What is being asked »
Reproduce the listing below in its entirety. Change nothing.

Dataset entries »

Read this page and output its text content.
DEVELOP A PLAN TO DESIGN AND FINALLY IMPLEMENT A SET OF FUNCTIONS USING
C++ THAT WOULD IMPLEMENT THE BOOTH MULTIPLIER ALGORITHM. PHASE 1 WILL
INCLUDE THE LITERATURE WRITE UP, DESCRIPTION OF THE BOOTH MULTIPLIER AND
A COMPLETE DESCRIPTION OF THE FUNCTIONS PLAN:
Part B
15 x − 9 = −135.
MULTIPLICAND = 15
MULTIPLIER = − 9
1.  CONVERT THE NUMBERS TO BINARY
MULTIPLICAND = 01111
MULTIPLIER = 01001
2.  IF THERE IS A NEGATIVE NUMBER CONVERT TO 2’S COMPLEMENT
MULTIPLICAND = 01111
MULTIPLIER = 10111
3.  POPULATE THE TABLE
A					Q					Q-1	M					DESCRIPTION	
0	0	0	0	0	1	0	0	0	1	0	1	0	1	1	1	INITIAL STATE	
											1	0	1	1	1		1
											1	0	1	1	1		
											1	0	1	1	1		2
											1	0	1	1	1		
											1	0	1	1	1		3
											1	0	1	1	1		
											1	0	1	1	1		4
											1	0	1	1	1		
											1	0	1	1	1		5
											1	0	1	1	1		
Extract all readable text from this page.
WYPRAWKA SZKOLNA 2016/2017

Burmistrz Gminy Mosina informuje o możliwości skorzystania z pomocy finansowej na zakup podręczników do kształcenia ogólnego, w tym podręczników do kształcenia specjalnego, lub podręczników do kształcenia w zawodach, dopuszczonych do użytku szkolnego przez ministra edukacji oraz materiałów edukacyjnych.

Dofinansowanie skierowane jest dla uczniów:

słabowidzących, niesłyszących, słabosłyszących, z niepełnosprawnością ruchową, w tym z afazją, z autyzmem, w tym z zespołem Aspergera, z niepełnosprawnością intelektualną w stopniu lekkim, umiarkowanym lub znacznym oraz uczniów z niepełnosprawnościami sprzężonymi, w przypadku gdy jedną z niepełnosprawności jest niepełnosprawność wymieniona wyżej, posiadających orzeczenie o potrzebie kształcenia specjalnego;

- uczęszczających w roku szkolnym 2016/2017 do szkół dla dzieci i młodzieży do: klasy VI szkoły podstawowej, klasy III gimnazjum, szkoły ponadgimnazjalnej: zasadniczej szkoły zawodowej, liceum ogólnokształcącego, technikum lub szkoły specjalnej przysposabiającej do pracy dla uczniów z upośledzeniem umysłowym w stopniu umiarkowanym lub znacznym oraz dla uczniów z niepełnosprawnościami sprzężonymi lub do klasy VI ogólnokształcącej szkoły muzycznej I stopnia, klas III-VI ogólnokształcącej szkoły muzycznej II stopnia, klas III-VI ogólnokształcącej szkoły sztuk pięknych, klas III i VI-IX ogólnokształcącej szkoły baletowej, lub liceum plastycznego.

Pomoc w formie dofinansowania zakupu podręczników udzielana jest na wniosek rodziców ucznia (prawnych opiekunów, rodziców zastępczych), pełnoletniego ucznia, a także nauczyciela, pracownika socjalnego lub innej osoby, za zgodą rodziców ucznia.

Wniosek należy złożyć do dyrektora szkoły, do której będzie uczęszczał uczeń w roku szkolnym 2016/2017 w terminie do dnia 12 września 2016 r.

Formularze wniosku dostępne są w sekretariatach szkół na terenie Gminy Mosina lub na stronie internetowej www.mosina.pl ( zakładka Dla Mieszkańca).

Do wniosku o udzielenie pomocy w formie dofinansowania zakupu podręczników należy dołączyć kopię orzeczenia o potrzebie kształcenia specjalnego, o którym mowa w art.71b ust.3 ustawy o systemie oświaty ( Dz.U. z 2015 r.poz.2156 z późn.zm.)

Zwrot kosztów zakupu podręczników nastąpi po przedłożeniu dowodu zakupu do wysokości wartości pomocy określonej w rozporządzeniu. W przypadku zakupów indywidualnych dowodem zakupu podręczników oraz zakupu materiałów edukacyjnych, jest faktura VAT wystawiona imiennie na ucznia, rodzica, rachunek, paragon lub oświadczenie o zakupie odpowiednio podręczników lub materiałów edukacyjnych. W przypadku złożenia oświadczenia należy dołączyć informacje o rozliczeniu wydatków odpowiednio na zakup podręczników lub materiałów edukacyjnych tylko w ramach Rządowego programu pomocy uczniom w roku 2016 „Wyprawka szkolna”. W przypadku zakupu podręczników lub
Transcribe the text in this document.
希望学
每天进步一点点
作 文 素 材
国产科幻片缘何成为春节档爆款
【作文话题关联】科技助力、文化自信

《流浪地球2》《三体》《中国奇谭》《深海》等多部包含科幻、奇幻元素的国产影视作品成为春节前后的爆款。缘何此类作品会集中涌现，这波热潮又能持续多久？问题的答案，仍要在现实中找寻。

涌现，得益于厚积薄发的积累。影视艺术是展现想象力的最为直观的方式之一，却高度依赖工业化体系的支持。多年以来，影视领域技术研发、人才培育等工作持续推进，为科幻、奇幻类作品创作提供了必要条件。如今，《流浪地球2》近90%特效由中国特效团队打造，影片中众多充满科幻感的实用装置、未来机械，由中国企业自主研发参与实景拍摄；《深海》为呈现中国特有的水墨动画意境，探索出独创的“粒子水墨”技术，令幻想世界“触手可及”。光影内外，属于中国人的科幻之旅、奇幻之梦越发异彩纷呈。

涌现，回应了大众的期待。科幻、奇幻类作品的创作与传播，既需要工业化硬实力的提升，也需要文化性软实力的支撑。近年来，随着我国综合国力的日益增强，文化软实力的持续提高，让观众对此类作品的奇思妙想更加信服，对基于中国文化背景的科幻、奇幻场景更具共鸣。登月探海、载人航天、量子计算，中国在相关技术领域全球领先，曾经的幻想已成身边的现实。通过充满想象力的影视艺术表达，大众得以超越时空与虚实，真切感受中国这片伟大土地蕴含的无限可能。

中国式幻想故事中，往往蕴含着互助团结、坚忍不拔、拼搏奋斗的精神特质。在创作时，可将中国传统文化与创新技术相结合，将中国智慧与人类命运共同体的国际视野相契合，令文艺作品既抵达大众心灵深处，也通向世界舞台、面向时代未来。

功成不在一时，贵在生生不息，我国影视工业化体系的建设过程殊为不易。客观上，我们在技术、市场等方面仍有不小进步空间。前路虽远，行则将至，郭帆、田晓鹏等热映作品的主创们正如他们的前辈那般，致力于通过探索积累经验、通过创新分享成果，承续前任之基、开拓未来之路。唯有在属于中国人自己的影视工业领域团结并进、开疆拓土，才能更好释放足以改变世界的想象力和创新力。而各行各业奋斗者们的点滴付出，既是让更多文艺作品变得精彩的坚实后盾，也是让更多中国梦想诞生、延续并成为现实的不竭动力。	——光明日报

The result »
Read this page and output its text content.
DEVELOP A PLAN TO DESIGN AND FINALLY IMPLEMENT A SET OF FUNCTIONS USING
C++ THAT WOULD IMPLEMENT THE BOOTH MULTIPLIER ALGORITHM. PHASE 1 WILL
INCLUDE THE LITERATURE WRITE UP, DESCRIPTION OF THE BOOTH MULTIPLIER AND
A COMPLETE DESCRIPTION OF THE FUNCTIONS PLAN:
Part B
15 x − 9 = −135.
MULTIPLICAND = 15
MULTIPLIER = − 9
1.  CONVERT THE NUMBERS TO BINARY
MULTIPLICAND = 01111
MULTIPLIER = 01001
2.  IF THERE IS A NEGATIVE NUMBER CONVERT TO 2’S COMPLEMENT
MULTIPLICAND = 01111
MULTIPLIER = 10111
3.  POPULATE THE TABLE
A					Q					Q-1	M					DESCRIPTION	
0	0	0	0	0	1	0	0	0	1	0	1	0	1	1	1	INITIAL STATE	
											1	0	1	1	1		1
											1	0	1	1	1		
											1	0	1	1	1		2
											1	0	1	1	1		
											1	0	1	1	1		3
											1	0	1	1	1		
											1	0	1	1	1		4
											1	0	1	1	1		
											1	0	1	1	1		5
											1	0	1	1	1		
Extract all readable text from this page.
WYPRAWKA SZKOLNA 2016/2017

Burmistrz Gminy Mosina informuje o możliwości skorzystania z pomocy finansowej na zakup podręczników do kształcenia ogólnego, w tym podręczników do kształcenia specjalnego, lub podręczników do kształcenia w zawodach, dopuszczonych do użytku szkolnego przez ministra edukacji oraz materiałów edukacyjnych.

Dofinansowanie skierowane jest dla uczniów:

słabowidzących, niesłyszących, słabosłyszących, z niepełnosprawnością ruchową, w tym z afazją, z autyzmem, w tym z zespołem Aspergera, z niepełnosprawnością intelektualną w stopniu lekkim, umiarkowanym lub znacznym oraz uczniów z niepełnosprawnościami sprzężonymi, w przypadku gdy jedną z niepełnosprawności jest niepełnosprawność wymieniona wyżej, posiadających orzeczenie o potrzebie kształcenia specjalnego;

- uczęszczających w roku szkolnym 2016/2017 do szkół dla dzieci i młodzieży do: klasy VI szkoły podstawowej, klasy III gimnazjum, szkoły ponadgimnazjalnej: zasadniczej szkoły zawodowej, liceum ogólnokształcącego, technikum lub szkoły specjalnej przysposabiającej do pracy dla uczniów z upośledzeniem umysłowym w stopniu umiarkowanym lub znacznym oraz dla uczniów z niepełnosprawnościami sprzężonymi lub do klasy VI ogólnokształcącej szkoły muzycznej I stopnia, klas III-VI ogólnokształcącej szkoły muzycznej II stopnia, klas III-VI ogólnokształcącej szkoły sztuk pięknych, klas III i VI-IX ogólnokształcącej szkoły baletowej, lub liceum plastycznego.

Pomoc w formie dofinansowania zakupu podręczników udzielana jest na wniosek rodziców ucznia (prawnych opiekunów, rodziców zastępczych), pełnoletniego ucznia, a także nauczyciela, pracownika socjalnego lub innej osoby, za zgodą rodziców ucznia.

Wniosek należy złożyć do dyrektora szkoły, do której będzie uczęszczał uczeń w roku szkolnym 2016/2017 w terminie do dnia 12 września 2016 r.

Formularze wniosku dostępne są w sekretariatach szkół na terenie Gminy Mosina lub na stronie internetowej www.mosina.pl ( zakładka Dla Mieszkańca).

Do wniosku o udzielenie pomocy w formie dofinansowania zakupu podręczników należy dołączyć kopię orzeczenia o potrzebie kształcenia specjalnego, o którym mowa w art.71b ust.3 ustawy o systemie oświaty ( Dz.U. z 2015 r.poz.2156 z późn.zm.)

Zwrot kosztów zakupu podręczników nastąpi po przedłożeniu dowodu zakupu do wysokości wartości pomocy określonej w rozporządzeniu. W przypadku zakupów indywidualnych dowodem zakupu podręczników oraz zakupu materiałów edukacyjnych, jest faktura VAT wystawiona imiennie na ucznia, rodzica, rachunek, paragon lub oświadczenie o zakupie odpowiednio podręczników lub materiałów edukacyjnych. W przypadku złożenia oświadczenia należy dołączyć informacje o rozliczeniu wydatków odpowiednio na zakup podręczników lub materiałów edukacyjnych tylko w ramach Rządowego programu pomocy uczniom w roku 2016 „Wyprawka szkolna”. W przypadku zakupu podręczników lub
Transcribe the text in this document.
希望学
每天进步一点点
作 文 素 材
国产科幻片缘何成为春节档爆款
【作文话题关联】科技助力、文化自信

《流浪地球2》《三体》《中国奇谭》《深海》等多部包含科幻、奇幻元素的国产影视作品成为春节前后的爆款。缘何此类作品会集中涌现，这波热潮又能持续多久？问题的答案，仍要在现实中找寻。

涌现，得益于厚积薄发的积累。影视艺术是展现想象力的最为直观的方式之一，却高度依赖工业化体系的支持。多年以来，影视领域技术研发、人才培育等工作持续推进，为科幻、奇幻类作品创作提供了必要条件。如今，《流浪地球2》近90%特效由中国特效团队打造，影片中众多充满科幻感的实用装置、未来机械，由中国企业自主研发参与实景拍摄；《深海》为呈现中国特有的水墨动画意境，探索出独创的“粒子水墨”技术，令幻想世界“触手可及”。光影内外，属于中国人的科幻之旅、奇幻之梦越发异彩纷呈。

涌现，回应了大众的期待。科幻、奇幻类作品的创作与传播，既需要工业化硬实力的提升，也需要文化性软实力的支撑。近年来，随着我国综合国力的日益增强，文化软实力的持续提高，让观众对此类作品的奇思妙想更加信服，对基于中国文化背景的科幻、奇幻场景更具共鸣。登月探海、载人航天、量子计算，中国在相关技术领域全球领先，曾经的幻想已成身边的现实。通过充满想象力的影视艺术表达，大众得以超越时空与虚实，真切感受中国这片伟大土地蕴含的无限可能。

中国式幻想故事中，往往蕴含着互助团结、坚忍不拔、拼搏奋斗的精神特质。在创作时，可将中国传统文化与创新技术相结合，将中国智慧与人类命运共同体的国际视野相契合，令文艺作品既抵达大众心灵深处，也通向世界舞台、面向时代未来。

功成不在一时，贵在生生不息，我国影视工业化体系的建设过程殊为不易。客观上，我们在技术、市场等方面仍有不小进步空间。前路虽远，行则将至，郭帆、田晓鹏等热映作品的主创们正如他们的前辈那般，致力于通过探索积累经验、通过创新分享成果，承续前任之基、开拓未来之路。唯有在属于中国人自己的影视工业领域团结并进、开疆拓土，才能更好释放足以改变世界的想象力和创新力。而各行各业奋斗者们的点滴付出，既是让更多文艺作品变得精彩的坚实后盾，也是让更多中国梦想诞生、延续并成为现实的不竭动力。	——光明日报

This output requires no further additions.